**Material for this exercise:**

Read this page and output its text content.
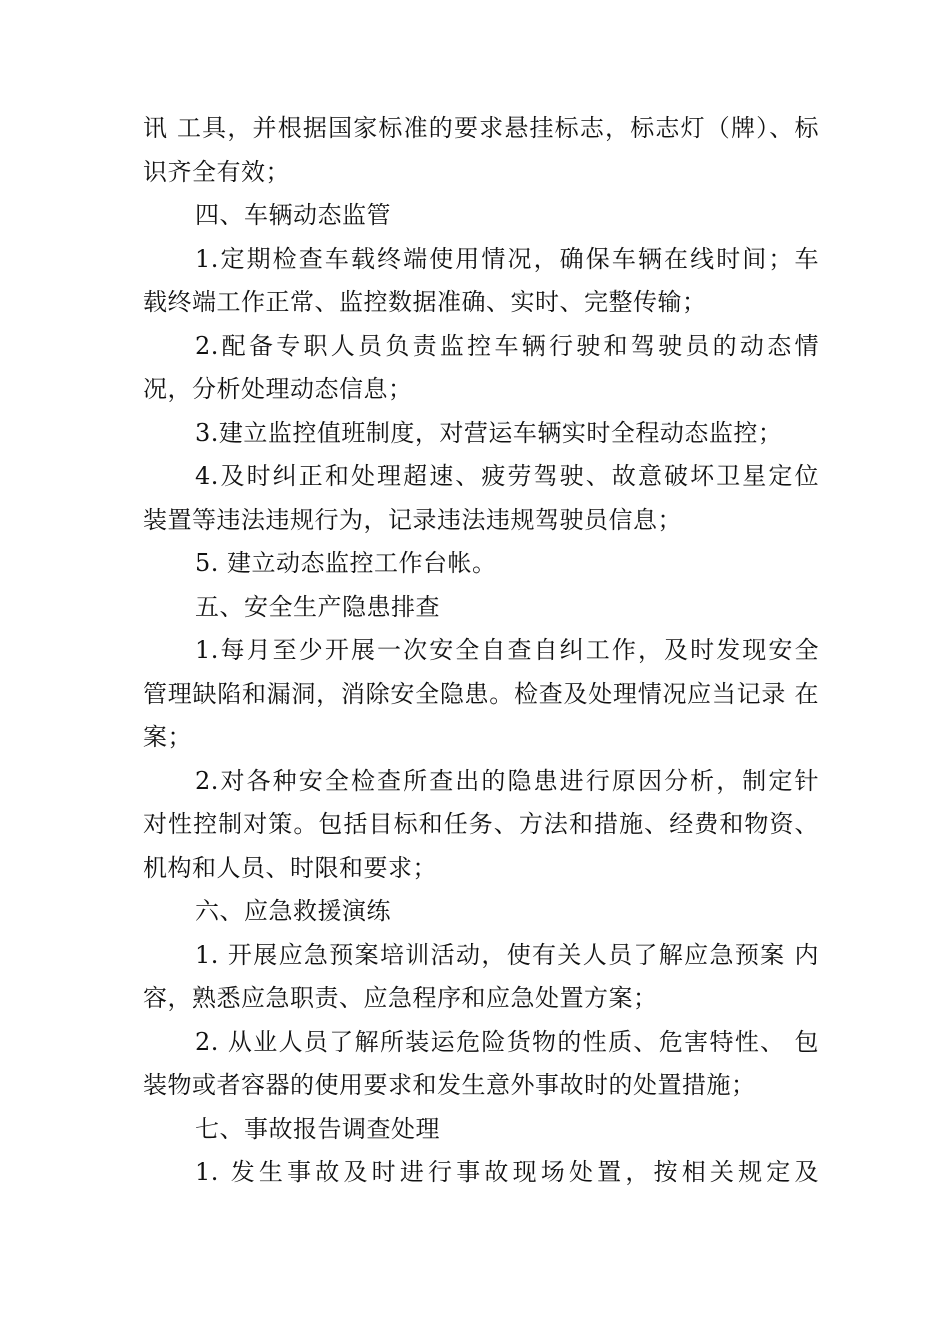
讯 工具，并根据国家标准的要求悬挂标志，标志灯（牌）、标
识齐全有效；
四、车辆动态监管
1.定期检查车载终端使用情况，确保车辆在线时间；车
载终端工作正常、监控数据准确、实时、完整传输；
2.配备专职人员负责监控车辆行驶和驾驶员的动态情
况，分析处理动态信息；
3.建立监控值班制度，对营运车辆实时全程动态监控；
4.及时纠正和处理超速、疲劳驾驶、故意破坏卫星定位
装置等违法违规行为，记录违法违规驾驶员信息；
5. 建立动态监控工作台帐。
五、安全生产隐患排查
1.每月至少开展一次安全自查自纠工作，及时发现安全
管理缺陷和漏洞，消除安全隐患。检查及处理情况应当记录 在
案；
2.对各种安全检查所查出的隐患进行原因分析，制定针
对性控制对策。包括目标和任务、方法和措施、经费和物资、
机构和人员、时限和要求；
六、应急救援演练
1. 开展应急预案培训活动，使有关人员了解应急预案 内
容，熟悉应急职责、应急程序和应急处置方案；
2. 从业人员了解所装运危险货物的性质、危害特性、 包
装物或者容器的使用要求和发生意外事故时的处置措施；
七、事故报告调查处理
1. 发生事故及时进行事故现场处置，按相关规定及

**Exercise objective:** Write every entry out again exactly, dropping the pictures.

**Expected answer:**
Read this page and output its text content.
讯 工具，并根据国家标准的要求悬挂标志，标志灯（牌）、标
识齐全有效；
四、车辆动态监管
1.定期检查车载终端使用情况，确保车辆在线时间；车
载终端工作正常、监控数据准确、实时、完整传输；
2.配备专职人员负责监控车辆行驶和驾驶员的动态情
况，分析处理动态信息；
3.建立监控值班制度，对营运车辆实时全程动态监控；
4.及时纠正和处理超速、疲劳驾驶、故意破坏卫星定位
装置等违法违规行为，记录违法违规驾驶员信息；
5. 建立动态监控工作台帐。
五、安全生产隐患排查
1.每月至少开展一次安全自查自纠工作，及时发现安全
管理缺陷和漏洞，消除安全隐患。检查及处理情况应当记录 在
案；
2.对各种安全检查所查出的隐患进行原因分析，制定针
对性控制对策。包括目标和任务、方法和措施、经费和物资、
机构和人员、时限和要求；
六、应急救援演练
1. 开展应急预案培训活动，使有关人员了解应急预案 内
容，熟悉应急职责、应急程序和应急处置方案；
2. 从业人员了解所装运危险货物的性质、危害特性、 包
装物或者容器的使用要求和发生意外事故时的处置措施；
七、事故报告调查处理
1. 发生事故及时进行事故现场处置，按相关规定及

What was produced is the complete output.